Task goal:
Every record should be written out exactly, please.
★ ★ ★
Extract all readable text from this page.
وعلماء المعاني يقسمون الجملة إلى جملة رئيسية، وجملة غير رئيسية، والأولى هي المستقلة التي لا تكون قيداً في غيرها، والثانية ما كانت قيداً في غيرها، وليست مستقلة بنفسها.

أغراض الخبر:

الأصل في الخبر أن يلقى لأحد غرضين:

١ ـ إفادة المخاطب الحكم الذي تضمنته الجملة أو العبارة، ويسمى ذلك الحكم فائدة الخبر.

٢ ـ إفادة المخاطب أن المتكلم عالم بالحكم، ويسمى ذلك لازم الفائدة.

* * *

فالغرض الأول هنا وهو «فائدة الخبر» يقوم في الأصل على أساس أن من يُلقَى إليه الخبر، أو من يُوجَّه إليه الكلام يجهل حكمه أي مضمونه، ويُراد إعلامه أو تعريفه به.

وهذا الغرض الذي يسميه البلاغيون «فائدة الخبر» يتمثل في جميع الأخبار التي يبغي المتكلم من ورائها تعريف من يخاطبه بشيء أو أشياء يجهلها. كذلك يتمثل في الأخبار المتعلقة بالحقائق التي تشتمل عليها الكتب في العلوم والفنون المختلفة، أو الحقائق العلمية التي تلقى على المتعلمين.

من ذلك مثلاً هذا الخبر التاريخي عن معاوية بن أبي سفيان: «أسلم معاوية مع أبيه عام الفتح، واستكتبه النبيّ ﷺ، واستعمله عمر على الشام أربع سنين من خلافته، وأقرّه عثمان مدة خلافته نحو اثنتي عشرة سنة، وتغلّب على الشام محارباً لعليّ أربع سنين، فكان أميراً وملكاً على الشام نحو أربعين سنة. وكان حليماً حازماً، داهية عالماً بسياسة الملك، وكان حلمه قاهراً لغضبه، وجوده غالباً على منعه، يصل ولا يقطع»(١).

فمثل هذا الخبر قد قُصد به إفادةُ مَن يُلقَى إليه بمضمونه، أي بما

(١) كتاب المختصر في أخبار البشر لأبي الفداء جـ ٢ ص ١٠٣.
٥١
★ ★ ★
Result for this exercise:
Extract all readable text from this page.
وعلماء المعاني يقسمون الجملة إلى جملة رئيسية، وجملة غير رئيسية، والأولى هي المستقلة التي لا تكون قيداً في غيرها، والثانية ما كانت قيداً في غيرها، وليست مستقلة بنفسها.

أغراض الخبر:

الأصل في الخبر أن يلقى لأحد غرضين:

١ ـ إفادة المخاطب الحكم الذي تضمنته الجملة أو العبارة، ويسمى ذلك الحكم فائدة الخبر.

٢ ـ إفادة المخاطب أن المتكلم عالم بالحكم، ويسمى ذلك لازم الفائدة.

* * *

فالغرض الأول هنا وهو «فائدة الخبر» يقوم في الأصل على أساس أن من يُلقَى إليه الخبر، أو من يُوجَّه إليه الكلام يجهل حكمه أي مضمونه، ويُراد إعلامه أو تعريفه به.

وهذا الغرض الذي يسميه البلاغيون «فائدة الخبر» يتمثل في جميع الأخبار التي يبغي المتكلم من ورائها تعريف من يخاطبه بشيء أو أشياء يجهلها. كذلك يتمثل في الأخبار المتعلقة بالحقائق التي تشتمل عليها الكتب في العلوم والفنون المختلفة، أو الحقائق العلمية التي تلقى على المتعلمين.

من ذلك مثلاً هذا الخبر التاريخي عن معاوية بن أبي سفيان: «أسلم معاوية مع أبيه عام الفتح، واستكتبه النبيّ ﷺ، واستعمله عمر على الشام أربع سنين من خلافته، وأقرّه عثمان مدة خلافته نحو اثنتي عشرة سنة، وتغلّب على الشام محارباً لعليّ أربع سنين، فكان أميراً وملكاً على الشام نحو أربعين سنة. وكان حليماً حازماً، داهية عالماً بسياسة الملك، وكان حلمه قاهراً لغضبه، وجوده غالباً على منعه، يصل ولا يقطع»(١).

فمثل هذا الخبر قد قُصد به إفادةُ مَن يُلقَى إليه بمضمونه، أي بما

(١) كتاب المختصر في أخبار البشر لأبي الفداء جـ ٢ ص ١٠٣.
٥١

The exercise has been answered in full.